OBJECTIVE: Retype the whole listing below, character for character.

Saved entries:
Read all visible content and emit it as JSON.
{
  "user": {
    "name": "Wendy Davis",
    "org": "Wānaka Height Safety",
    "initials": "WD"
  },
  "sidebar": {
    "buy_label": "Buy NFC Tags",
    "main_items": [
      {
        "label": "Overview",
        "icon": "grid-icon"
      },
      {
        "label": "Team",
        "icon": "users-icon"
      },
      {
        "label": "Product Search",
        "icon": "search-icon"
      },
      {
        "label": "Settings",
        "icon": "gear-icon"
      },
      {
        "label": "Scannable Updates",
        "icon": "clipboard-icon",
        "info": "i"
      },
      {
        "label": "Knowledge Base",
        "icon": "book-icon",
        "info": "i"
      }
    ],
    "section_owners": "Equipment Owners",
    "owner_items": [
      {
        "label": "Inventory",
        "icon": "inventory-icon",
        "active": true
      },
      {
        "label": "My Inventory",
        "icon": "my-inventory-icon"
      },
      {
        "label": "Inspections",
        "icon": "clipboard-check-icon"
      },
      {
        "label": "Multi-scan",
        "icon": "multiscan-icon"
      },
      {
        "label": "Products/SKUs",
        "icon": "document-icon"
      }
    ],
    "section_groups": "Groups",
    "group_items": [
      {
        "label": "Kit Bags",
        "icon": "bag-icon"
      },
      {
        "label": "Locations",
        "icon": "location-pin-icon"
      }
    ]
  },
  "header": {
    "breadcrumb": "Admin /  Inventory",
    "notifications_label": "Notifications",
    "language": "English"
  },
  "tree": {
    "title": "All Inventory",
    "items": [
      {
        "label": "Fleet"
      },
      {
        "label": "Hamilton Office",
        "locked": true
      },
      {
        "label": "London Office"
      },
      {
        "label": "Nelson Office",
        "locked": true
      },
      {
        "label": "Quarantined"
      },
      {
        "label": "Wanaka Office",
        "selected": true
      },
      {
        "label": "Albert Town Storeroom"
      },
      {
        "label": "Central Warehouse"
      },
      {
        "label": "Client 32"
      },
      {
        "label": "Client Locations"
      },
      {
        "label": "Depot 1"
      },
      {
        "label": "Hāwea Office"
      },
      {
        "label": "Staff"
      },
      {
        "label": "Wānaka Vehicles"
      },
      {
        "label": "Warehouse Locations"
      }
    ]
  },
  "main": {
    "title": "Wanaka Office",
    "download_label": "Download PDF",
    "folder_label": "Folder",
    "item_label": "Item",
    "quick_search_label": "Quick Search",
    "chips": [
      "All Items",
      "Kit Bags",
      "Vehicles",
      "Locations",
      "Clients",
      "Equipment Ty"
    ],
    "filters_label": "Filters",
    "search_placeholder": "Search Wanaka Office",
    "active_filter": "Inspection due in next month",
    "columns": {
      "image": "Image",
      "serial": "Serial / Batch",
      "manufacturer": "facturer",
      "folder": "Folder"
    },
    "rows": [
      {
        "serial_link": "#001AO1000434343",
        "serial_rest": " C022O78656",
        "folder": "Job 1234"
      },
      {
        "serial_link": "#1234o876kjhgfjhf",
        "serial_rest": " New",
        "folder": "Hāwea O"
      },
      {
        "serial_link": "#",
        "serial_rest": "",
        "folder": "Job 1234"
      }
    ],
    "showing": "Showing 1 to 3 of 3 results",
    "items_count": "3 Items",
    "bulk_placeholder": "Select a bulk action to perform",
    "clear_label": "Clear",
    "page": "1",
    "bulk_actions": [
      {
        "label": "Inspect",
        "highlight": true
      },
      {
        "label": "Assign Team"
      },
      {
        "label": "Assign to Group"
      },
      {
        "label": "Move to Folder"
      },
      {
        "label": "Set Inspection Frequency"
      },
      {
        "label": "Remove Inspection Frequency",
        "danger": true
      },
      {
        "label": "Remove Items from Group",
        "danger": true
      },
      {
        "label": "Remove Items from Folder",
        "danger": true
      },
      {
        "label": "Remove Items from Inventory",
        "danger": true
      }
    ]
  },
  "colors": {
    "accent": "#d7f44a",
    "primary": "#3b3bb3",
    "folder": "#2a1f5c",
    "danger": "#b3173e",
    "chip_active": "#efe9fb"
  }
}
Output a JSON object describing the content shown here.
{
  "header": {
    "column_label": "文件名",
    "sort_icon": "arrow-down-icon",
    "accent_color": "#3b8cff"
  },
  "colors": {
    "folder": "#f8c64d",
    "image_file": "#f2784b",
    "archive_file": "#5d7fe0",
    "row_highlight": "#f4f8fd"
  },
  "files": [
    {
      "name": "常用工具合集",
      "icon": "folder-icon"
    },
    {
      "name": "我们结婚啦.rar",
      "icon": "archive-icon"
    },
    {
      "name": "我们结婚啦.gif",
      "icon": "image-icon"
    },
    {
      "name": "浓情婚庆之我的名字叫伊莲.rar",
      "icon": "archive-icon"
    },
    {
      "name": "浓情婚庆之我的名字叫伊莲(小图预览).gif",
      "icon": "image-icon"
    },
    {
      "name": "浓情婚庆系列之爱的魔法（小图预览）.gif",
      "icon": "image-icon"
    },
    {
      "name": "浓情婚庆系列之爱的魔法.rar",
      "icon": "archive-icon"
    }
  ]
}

OUTPUT FOR THIS TASK:
Read all visible content and emit it as JSON.
{
  "user": {
    "name": "Wendy Davis",
    "org": "Wānaka Height Safety",
    "initials": "WD"
  },
  "sidebar": {
    "buy_label": "Buy NFC Tags",
    "main_items": [
      {
        "label": "Overview",
        "icon": "grid-icon"
      },
      {
        "label": "Team",
        "icon": "users-icon"
      },
      {
        "label": "Product Search",
        "icon": "search-icon"
      },
      {
        "label": "Settings",
        "icon": "gear-icon"
      },
      {
        "label": "Scannable Updates",
        "icon": "clipboard-icon",
        "info": "i"
      },
      {
        "label": "Knowledge Base",
        "icon": "book-icon",
        "info": "i"
      }
    ],
    "section_owners": "Equipment Owners",
    "owner_items": [
      {
        "label": "Inventory",
        "icon": "inventory-icon",
        "active": true
      },
      {
        "label": "My Inventory",
        "icon": "my-inventory-icon"
      },
      {
        "label": "Inspections",
        "icon": "clipboard-check-icon"
      },
      {
        "label": "Multi-scan",
        "icon": "multiscan-icon"
      },
      {
        "label": "Products/SKUs",
        "icon": "document-icon"
      }
    ],
    "section_groups": "Groups",
    "group_items": [
      {
        "label": "Kit Bags",
        "icon": "bag-icon"
      },
      {
        "label": "Locations",
        "icon": "location-pin-icon"
      }
    ]
  },
  "header": {
    "breadcrumb": "Admin /  Inventory",
    "notifications_label": "Notifications",
    "language": "English"
  },
  "tree": {
    "title": "All Inventory",
    "items": [
      {
        "label": "Fleet"
      },
      {
        "label": "Hamilton Office",
        "locked": true
      },
      {
        "label": "London Office"
      },
      {
        "label": "Nelson Office",
        "locked": true
      },
      {
        "label": "Quarantined"
      },
      {
        "label": "Wanaka Office",
        "selected": true
      },
      {
        "label": "Albert Town Storeroom"
      },
      {
        "label": "Central Warehouse"
      },
      {
        "label": "Client 32"
      },
      {
        "label": "Client Locations"
      },
      {
        "label": "Depot 1"
      },
      {
        "label": "Hāwea Office"
      },
      {
        "label": "Staff"
      },
      {
        "label": "Wānaka Vehicles"
      },
      {
        "label": "Warehouse Locations"
      }
    ]
  },
  "main": {
    "title": "Wanaka Office",
    "download_label": "Download PDF",
    "folder_label": "Folder",
    "item_label": "Item",
    "quick_search_label": "Quick Search",
    "chips": [
      "All Items",
      "Kit Bags",
      "Vehicles",
      "Locations",
      "Clients",
      "Equipment Ty"
    ],
    "filters_label": "Filters",
    "search_placeholder": "Search Wanaka Office",
    "active_filter": "Inspection due in next month",
    "columns": {
      "image": "Image",
      "serial": "Serial / Batch",
      "manufacturer": "facturer",
      "folder": "Folder"
    },
    "rows": [
      {
        "serial_link": "#001AO1000434343",
        "serial_rest": " C022O78656",
        "folder": "Job 1234"
      },
      {
        "serial_link": "#1234o876kjhgfjhf",
        "serial_rest": " New",
        "folder": "Hāwea O"
      },
      {
        "serial_link": "#",
        "serial_rest": "",
        "folder": "Job 1234"
      }
    ],
    "showing": "Showing 1 to 3 of 3 results",
    "items_count": "3 Items",
    "bulk_placeholder": "Select a bulk action to perform",
    "clear_label": "Clear",
    "page": "1",
    "bulk_actions": [
      {
        "label": "Inspect",
        "highlight": true
      },
      {
        "label": "Assign Team"
      },
      {
        "label": "Assign to Group"
      },
      {
        "label": "Move to Folder"
      },
      {
        "label": "Set Inspection Frequency"
      },
      {
        "label": "Remove Inspection Frequency",
        "danger": true
      },
      {
        "label": "Remove Items from Group",
        "danger": true
      },
      {
        "label": "Remove Items from Folder",
        "danger": true
      },
      {
        "label": "Remove Items from Inventory",
        "danger": true
      }
    ]
  },
  "colors": {
    "accent": "#d7f44a",
    "primary": "#3b3bb3",
    "folder": "#2a1f5c",
    "danger": "#b3173e",
    "chip_active": "#efe9fb"
  }
}
Output a JSON object describing the content shown here.
{
  "header": {
    "column_label": "文件名",
    "sort_icon": "arrow-down-icon",
    "accent_color": "#3b8cff"
  },
  "colors": {
    "folder": "#f8c64d",
    "image_file": "#f2784b",
    "archive_file": "#5d7fe0",
    "row_highlight": "#f4f8fd"
  },
  "files": [
    {
      "name": "常用工具合集",
      "icon": "folder-icon"
    },
    {
      "name": "我们结婚啦.rar",
      "icon": "archive-icon"
    },
    {
      "name": "我们结婚啦.gif",
      "icon": "image-icon"
    },
    {
      "name": "浓情婚庆之我的名字叫伊莲.rar",
      "icon": "archive-icon"
    },
    {
      "name": "浓情婚庆之我的名字叫伊莲(小图预览).gif",
      "icon": "image-icon"
    },
    {
      "name": "浓情婚庆系列之爱的魔法（小图预览）.gif",
      "icon": "image-icon"
    },
    {
      "name": "浓情婚庆系列之爱的魔法.rar",
      "icon": "archive-icon"
    }
  ]
}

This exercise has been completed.